### Given problem
Copy out all the records, word for word.

** Begin Listed records **

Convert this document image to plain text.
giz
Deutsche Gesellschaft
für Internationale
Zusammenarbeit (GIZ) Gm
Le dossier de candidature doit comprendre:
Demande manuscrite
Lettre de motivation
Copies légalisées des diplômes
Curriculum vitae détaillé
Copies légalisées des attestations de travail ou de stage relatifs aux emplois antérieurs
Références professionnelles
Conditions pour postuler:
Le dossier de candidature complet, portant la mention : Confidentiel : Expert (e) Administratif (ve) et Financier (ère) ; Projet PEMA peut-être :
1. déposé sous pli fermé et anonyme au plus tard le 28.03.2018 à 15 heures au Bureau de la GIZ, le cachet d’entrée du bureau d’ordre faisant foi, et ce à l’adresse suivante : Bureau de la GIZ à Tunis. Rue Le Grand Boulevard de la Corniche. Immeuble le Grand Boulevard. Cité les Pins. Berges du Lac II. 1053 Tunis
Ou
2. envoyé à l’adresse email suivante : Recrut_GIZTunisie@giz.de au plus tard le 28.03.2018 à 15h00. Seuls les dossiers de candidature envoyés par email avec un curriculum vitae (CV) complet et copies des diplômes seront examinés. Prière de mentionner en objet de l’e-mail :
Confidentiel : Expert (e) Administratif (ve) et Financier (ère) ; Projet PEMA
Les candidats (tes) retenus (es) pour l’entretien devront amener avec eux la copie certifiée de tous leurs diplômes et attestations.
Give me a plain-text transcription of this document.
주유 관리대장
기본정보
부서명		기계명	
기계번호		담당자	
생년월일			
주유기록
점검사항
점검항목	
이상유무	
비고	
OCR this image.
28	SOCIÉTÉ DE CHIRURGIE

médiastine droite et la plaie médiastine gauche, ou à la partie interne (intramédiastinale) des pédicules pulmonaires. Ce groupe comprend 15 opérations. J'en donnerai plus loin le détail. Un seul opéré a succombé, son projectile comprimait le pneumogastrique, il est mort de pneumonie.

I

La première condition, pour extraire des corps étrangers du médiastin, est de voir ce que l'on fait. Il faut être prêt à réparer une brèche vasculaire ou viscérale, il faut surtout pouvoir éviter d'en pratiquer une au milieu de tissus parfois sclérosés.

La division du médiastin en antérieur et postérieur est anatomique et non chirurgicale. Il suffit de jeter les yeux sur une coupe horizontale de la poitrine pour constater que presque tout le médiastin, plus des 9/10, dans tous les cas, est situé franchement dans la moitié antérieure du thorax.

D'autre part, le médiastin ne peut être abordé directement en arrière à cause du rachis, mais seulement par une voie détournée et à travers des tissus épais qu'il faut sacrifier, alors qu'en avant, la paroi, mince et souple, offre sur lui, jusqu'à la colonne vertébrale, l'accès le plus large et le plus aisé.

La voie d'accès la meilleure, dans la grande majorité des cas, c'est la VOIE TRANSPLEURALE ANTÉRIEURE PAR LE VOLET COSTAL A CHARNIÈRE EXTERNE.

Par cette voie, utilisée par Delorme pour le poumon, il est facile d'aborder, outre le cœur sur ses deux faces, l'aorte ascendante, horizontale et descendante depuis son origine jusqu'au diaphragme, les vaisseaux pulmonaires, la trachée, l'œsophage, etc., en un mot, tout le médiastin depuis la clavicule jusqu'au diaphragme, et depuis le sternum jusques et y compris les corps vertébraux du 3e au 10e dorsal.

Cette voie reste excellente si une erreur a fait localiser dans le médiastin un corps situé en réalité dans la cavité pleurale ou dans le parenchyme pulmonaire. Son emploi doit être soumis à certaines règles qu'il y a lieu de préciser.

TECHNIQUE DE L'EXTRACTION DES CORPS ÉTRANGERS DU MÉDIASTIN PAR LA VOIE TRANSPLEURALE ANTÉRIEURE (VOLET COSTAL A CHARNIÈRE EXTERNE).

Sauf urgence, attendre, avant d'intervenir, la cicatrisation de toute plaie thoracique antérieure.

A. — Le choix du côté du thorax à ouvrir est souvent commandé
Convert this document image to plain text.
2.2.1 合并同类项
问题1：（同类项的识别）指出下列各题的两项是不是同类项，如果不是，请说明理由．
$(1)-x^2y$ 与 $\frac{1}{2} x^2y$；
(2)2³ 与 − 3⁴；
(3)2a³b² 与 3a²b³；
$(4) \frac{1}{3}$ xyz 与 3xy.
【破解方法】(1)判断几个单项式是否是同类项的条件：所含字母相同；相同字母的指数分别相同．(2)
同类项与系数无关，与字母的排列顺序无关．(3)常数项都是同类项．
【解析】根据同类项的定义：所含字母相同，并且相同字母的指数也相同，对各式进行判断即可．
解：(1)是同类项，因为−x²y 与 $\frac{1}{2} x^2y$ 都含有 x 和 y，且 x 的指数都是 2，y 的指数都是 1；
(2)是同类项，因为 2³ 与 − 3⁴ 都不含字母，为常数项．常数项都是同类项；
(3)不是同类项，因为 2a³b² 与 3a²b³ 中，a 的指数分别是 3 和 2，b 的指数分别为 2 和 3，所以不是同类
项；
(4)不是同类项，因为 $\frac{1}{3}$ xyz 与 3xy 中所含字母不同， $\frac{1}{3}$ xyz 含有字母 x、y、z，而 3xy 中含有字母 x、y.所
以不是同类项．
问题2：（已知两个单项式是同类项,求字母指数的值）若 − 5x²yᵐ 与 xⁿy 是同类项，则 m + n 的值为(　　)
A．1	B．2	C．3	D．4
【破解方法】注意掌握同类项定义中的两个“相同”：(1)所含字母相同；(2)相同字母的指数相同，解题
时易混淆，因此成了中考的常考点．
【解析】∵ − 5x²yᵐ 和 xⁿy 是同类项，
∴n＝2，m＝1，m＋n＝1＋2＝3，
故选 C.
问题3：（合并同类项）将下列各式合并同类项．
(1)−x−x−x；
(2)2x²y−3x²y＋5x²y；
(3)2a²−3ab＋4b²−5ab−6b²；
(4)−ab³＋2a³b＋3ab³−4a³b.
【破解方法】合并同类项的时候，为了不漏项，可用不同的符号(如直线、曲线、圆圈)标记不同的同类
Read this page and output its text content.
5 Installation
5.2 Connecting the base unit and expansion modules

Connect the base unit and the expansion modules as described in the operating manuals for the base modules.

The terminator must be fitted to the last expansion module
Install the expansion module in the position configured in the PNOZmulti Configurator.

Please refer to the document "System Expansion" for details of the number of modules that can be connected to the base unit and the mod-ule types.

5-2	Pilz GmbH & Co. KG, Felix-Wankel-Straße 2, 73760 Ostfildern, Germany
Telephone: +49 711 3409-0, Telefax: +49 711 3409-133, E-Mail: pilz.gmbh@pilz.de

** End Listed records **

### Result of the task
Convert this document image to plain text.
giz
Deutsche Gesellschaft
für Internationale
Zusammenarbeit (GIZ) Gm
Le dossier de candidature doit comprendre:
Demande manuscrite
Lettre de motivation
Copies légalisées des diplômes
Curriculum vitae détaillé
Copies légalisées des attestations de travail ou de stage relatifs aux emplois antérieurs
Références professionnelles
Conditions pour postuler:
Le dossier de candidature complet, portant la mention : Confidentiel : Expert (e) Administratif (ve) et Financier (ère) ; Projet PEMA peut-être :
1. déposé sous pli fermé et anonyme au plus tard le 28.03.2018 à 15 heures au Bureau de la GIZ, le cachet d’entrée du bureau d’ordre faisant foi, et ce à l’adresse suivante : Bureau de la GIZ à Tunis. Rue Le Grand Boulevard de la Corniche. Immeuble le Grand Boulevard. Cité les Pins. Berges du Lac II. 1053 Tunis
Ou
2. envoyé à l’adresse email suivante : Recrut_GIZTunisie@giz.de au plus tard le 28.03.2018 à 15h00. Seuls les dossiers de candidature envoyés par email avec un curriculum vitae (CV) complet et copies des diplômes seront examinés. Prière de mentionner en objet de l’e-mail :
Confidentiel : Expert (e) Administratif (ve) et Financier (ère) ; Projet PEMA
Les candidats (tes) retenus (es) pour l’entretien devront amener avec eux la copie certifiée de tous leurs diplômes et attestations.
Give me a plain-text transcription of this document.
주유 관리대장
기본정보
부서명		기계명	
기계번호		담당자	
생년월일			
주유기록
점검사항
점검항목	
이상유무	
비고	
OCR this image.
28	SOCIÉTÉ DE CHIRURGIE

médiastine droite et la plaie médiastine gauche, ou à la partie interne (intramédiastinale) des pédicules pulmonaires. Ce groupe comprend 15 opérations. J'en donnerai plus loin le détail. Un seul opéré a succombé, son projectile comprimait le pneumogastrique, il est mort de pneumonie.

I

La première condition, pour extraire des corps étrangers du médiastin, est de voir ce que l'on fait. Il faut être prêt à réparer une brèche vasculaire ou viscérale, il faut surtout pouvoir éviter d'en pratiquer une au milieu de tissus parfois sclérosés.

La division du médiastin en antérieur et postérieur est anatomique et non chirurgicale. Il suffit de jeter les yeux sur une coupe horizontale de la poitrine pour constater que presque tout le médiastin, plus des 9/10, dans tous les cas, est situé franchement dans la moitié antérieure du thorax.

D'autre part, le médiastin ne peut être abordé directement en arrière à cause du rachis, mais seulement par une voie détournée et à travers des tissus épais qu'il faut sacrifier, alors qu'en avant, la paroi, mince et souple, offre sur lui, jusqu'à la colonne vertébrale, l'accès le plus large et le plus aisé.

La voie d'accès la meilleure, dans la grande majorité des cas, c'est la VOIE TRANSPLEURALE ANTÉRIEURE PAR LE VOLET COSTAL A CHARNIÈRE EXTERNE.

Par cette voie, utilisée par Delorme pour le poumon, il est facile d'aborder, outre le cœur sur ses deux faces, l'aorte ascendante, horizontale et descendante depuis son origine jusqu'au diaphragme, les vaisseaux pulmonaires, la trachée, l'œsophage, etc., en un mot, tout le médiastin depuis la clavicule jusqu'au diaphragme, et depuis le sternum jusques et y compris les corps vertébraux du 3e au 10e dorsal.

Cette voie reste excellente si une erreur a fait localiser dans le médiastin un corps situé en réalité dans la cavité pleurale ou dans le parenchyme pulmonaire. Son emploi doit être soumis à certaines règles qu'il y a lieu de préciser.

TECHNIQUE DE L'EXTRACTION DES CORPS ÉTRANGERS DU MÉDIASTIN PAR LA VOIE TRANSPLEURALE ANTÉRIEURE (VOLET COSTAL A CHARNIÈRE EXTERNE).

Sauf urgence, attendre, avant d'intervenir, la cicatrisation de toute plaie thoracique antérieure.

A. — Le choix du côté du thorax à ouvrir est souvent commandé
Convert this document image to plain text.
2.2.1 合并同类项
问题1：（同类项的识别）指出下列各题的两项是不是同类项，如果不是，请说明理由．
$(1)-x^2y$ 与 $\frac{1}{2} x^2y$；
(2)2³ 与 − 3⁴；
(3)2a³b² 与 3a²b³；
$(4) \frac{1}{3}$ xyz 与 3xy.
【破解方法】(1)判断几个单项式是否是同类项的条件：所含字母相同；相同字母的指数分别相同．(2)
同类项与系数无关，与字母的排列顺序无关．(3)常数项都是同类项．
【解析】根据同类项的定义：所含字母相同，并且相同字母的指数也相同，对各式进行判断即可．
解：(1)是同类项，因为−x²y 与 $\frac{1}{2} x^2y$ 都含有 x 和 y，且 x 的指数都是 2，y 的指数都是 1；
(2)是同类项，因为 2³ 与 − 3⁴ 都不含字母，为常数项．常数项都是同类项；
(3)不是同类项，因为 2a³b² 与 3a²b³ 中，a 的指数分别是 3 和 2，b 的指数分别为 2 和 3，所以不是同类
项；
(4)不是同类项，因为 $\frac{1}{3}$ xyz 与 3xy 中所含字母不同， $\frac{1}{3}$ xyz 含有字母 x、y、z，而 3xy 中含有字母 x、y.所
以不是同类项．
问题2：（已知两个单项式是同类项,求字母指数的值）若 − 5x²yᵐ 与 xⁿy 是同类项，则 m + n 的值为(　　)
A．1	B．2	C．3	D．4
【破解方法】注意掌握同类项定义中的两个“相同”：(1)所含字母相同；(2)相同字母的指数相同，解题
时易混淆，因此成了中考的常考点．
【解析】∵ − 5x²yᵐ 和 xⁿy 是同类项，
∴n＝2，m＝1，m＋n＝1＋2＝3，
故选 C.
问题3：（合并同类项）将下列各式合并同类项．
(1)−x−x−x；
(2)2x²y−3x²y＋5x²y；
(3)2a²−3ab＋4b²−5ab−6b²；
(4)−ab³＋2a³b＋3ab³−4a³b.
【破解方法】合并同类项的时候，为了不漏项，可用不同的符号(如直线、曲线、圆圈)标记不同的同类
Read this page and output its text content.
5 Installation
5.2 Connecting the base unit and expansion modules

Connect the base unit and the expansion modules as described in the operating manuals for the base modules.

The terminator must be fitted to the last expansion module
Install the expansion module in the position configured in the PNOZmulti Configurator.

Please refer to the document "System Expansion" for details of the number of modules that can be connected to the base unit and the mod-ule types.

5-2	Pilz GmbH & Co. KG, Felix-Wankel-Straße 2, 73760 Ostfildern, Germany
Telephone: +49 711 3409-0, Telefax: +49 711 3409-133, E-Mail: pilz.gmbh@pilz.de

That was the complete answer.